## What is expected:
Below are some records. Pull every line that contains the word "anak".

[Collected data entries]
-- -- --

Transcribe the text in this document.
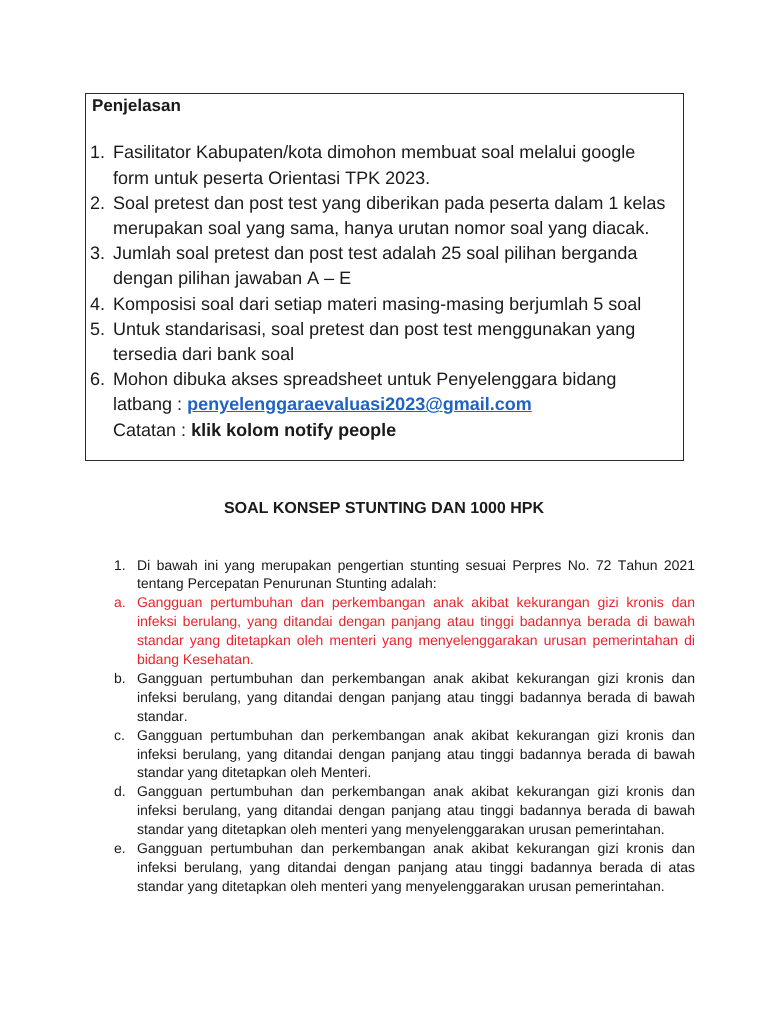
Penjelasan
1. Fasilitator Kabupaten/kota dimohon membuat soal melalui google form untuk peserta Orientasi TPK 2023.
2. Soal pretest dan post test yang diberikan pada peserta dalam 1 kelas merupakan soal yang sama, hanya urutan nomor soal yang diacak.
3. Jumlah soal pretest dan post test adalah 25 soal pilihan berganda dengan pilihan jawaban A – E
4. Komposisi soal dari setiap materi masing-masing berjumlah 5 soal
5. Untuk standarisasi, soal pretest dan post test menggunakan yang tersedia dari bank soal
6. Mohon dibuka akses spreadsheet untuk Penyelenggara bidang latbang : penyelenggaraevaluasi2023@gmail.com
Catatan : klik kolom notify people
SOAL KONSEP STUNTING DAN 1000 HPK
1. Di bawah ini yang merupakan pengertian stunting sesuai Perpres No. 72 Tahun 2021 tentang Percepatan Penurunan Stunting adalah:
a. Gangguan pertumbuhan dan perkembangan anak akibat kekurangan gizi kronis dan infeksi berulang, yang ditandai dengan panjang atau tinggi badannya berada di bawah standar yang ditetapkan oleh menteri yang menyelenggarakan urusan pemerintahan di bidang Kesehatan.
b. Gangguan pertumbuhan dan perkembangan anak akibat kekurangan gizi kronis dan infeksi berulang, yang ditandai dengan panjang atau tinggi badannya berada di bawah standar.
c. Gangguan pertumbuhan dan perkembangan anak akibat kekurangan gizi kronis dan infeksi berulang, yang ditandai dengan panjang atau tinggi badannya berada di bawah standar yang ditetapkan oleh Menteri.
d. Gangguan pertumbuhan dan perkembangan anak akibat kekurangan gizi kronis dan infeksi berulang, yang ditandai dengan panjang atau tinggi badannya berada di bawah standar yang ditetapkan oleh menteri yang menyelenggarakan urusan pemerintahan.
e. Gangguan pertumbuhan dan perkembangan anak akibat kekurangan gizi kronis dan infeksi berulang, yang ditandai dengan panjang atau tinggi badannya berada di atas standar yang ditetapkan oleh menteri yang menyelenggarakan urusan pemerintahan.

-- -- --

## Reply to the exercise:
a. Gangguan pertumbuhan dan perkembangan anak akibat kekurangan gizi kronis dan infeksi berulang, yang ditandai dengan panjang atau tinggi badannya berada di bawah standar yang ditetapkan oleh menteri yang menyelenggarakan urusan pemerintahan di bidang Kesehatan.
b. Gangguan pertumbuhan dan perkembangan anak akibat kekurangan gizi kronis dan infeksi berulang, yang ditandai dengan panjang atau tinggi badannya berada di bawah standar.
c. Gangguan pertumbuhan dan perkembangan anak akibat kekurangan gizi kronis dan infeksi berulang, yang ditandai dengan panjang atau tinggi badannya berada di bawah standar yang ditetapkan oleh Menteri.
d. Gangguan pertumbuhan dan perkembangan anak akibat kekurangan gizi kronis dan infeksi berulang, yang ditandai dengan panjang atau tinggi badannya berada di bawah standar yang ditetapkan oleh menteri yang menyelenggarakan urusan pemerintahan.
e. Gangguan pertumbuhan dan perkembangan anak akibat kekurangan gizi kronis dan infeksi berulang, yang ditandai dengan panjang atau tinggi badannya berada di atas standar yang ditetapkan oleh menteri yang menyelenggarakan urusan pemerintahan.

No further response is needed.